- Input for this task -
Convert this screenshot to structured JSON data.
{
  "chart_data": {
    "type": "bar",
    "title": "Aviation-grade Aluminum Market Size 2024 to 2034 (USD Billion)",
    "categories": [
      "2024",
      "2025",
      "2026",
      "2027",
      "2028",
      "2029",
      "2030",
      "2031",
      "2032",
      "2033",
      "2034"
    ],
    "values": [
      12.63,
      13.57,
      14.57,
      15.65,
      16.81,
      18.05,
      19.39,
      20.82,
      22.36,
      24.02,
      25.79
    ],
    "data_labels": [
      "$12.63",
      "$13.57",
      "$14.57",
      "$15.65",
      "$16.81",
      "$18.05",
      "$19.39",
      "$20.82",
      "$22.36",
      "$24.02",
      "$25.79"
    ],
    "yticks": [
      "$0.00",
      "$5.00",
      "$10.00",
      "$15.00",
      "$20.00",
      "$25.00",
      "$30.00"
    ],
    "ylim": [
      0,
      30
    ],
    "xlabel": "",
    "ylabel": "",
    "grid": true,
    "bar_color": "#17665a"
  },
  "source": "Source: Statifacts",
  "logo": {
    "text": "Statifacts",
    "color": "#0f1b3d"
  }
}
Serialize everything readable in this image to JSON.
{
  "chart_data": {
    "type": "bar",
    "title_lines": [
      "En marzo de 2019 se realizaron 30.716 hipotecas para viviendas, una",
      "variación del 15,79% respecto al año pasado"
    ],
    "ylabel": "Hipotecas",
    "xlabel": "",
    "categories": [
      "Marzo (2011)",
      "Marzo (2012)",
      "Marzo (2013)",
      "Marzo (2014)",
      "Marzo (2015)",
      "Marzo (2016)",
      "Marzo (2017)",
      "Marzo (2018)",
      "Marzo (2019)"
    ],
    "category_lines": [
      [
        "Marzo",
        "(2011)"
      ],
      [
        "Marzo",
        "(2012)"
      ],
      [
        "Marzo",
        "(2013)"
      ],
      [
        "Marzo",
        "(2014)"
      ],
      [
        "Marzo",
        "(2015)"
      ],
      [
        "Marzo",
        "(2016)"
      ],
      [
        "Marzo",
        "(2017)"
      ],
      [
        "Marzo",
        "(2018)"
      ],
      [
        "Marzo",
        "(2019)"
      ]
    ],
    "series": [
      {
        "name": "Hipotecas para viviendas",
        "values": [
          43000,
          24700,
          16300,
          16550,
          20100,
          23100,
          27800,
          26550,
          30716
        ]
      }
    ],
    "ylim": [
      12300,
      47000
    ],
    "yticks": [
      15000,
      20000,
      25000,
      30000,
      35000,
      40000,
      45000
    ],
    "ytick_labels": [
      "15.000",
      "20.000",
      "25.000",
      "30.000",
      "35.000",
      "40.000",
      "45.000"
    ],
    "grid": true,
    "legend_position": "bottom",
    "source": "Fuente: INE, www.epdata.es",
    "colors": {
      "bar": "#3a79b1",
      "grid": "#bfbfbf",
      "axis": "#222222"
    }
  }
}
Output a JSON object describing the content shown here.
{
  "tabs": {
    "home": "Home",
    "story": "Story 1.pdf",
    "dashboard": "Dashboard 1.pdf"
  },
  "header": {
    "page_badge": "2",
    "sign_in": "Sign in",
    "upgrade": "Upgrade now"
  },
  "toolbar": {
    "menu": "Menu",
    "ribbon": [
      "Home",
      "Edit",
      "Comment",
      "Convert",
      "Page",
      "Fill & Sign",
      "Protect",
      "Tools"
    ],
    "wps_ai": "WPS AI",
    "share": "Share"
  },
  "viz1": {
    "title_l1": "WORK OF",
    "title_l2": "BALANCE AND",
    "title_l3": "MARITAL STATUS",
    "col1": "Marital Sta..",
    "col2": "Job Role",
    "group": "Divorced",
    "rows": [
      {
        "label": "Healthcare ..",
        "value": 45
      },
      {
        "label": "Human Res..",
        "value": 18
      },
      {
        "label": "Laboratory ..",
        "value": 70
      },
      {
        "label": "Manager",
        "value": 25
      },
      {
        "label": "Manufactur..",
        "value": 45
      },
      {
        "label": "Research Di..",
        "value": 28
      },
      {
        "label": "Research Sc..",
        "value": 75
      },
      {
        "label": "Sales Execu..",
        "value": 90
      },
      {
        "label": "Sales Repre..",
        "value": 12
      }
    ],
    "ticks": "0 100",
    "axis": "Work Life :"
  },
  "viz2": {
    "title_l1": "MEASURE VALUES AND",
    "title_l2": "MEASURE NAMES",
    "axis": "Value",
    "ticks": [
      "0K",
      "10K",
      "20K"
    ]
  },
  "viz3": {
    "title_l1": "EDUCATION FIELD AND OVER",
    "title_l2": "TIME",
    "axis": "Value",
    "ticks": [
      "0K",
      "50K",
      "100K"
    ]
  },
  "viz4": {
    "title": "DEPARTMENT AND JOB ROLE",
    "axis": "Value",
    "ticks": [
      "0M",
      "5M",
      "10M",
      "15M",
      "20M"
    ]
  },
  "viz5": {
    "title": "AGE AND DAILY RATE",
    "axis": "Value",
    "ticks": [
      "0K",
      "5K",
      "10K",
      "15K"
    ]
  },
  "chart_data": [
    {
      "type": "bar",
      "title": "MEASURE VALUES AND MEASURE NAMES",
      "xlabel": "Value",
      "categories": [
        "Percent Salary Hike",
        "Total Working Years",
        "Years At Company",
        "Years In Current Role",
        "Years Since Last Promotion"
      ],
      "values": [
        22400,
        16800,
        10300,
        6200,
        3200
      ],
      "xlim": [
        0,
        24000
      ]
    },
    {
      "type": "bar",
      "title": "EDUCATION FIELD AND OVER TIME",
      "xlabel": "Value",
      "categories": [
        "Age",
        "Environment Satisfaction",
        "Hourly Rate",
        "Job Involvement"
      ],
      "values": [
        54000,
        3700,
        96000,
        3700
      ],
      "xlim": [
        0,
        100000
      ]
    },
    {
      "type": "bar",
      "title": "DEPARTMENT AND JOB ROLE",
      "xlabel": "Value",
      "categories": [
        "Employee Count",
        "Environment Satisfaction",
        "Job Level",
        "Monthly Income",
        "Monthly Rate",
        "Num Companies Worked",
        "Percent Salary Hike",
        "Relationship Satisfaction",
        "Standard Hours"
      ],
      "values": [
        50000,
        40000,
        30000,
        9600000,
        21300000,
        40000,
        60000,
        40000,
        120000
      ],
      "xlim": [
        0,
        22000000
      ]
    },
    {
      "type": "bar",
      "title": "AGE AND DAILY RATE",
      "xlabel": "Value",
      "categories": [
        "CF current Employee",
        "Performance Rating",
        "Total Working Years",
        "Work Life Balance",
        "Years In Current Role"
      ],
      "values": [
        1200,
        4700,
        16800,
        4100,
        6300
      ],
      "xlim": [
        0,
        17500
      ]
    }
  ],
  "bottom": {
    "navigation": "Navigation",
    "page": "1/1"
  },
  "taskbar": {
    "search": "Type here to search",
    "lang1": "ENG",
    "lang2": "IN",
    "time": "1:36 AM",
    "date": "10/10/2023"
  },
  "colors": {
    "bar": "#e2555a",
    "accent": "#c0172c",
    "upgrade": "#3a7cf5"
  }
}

- Task details -
Identify every line holding the word "DAILY" and copy it out.

- Written reply -
    "title": "AGE AND DAILY RATE",
      "title": "AGE AND DAILY RATE",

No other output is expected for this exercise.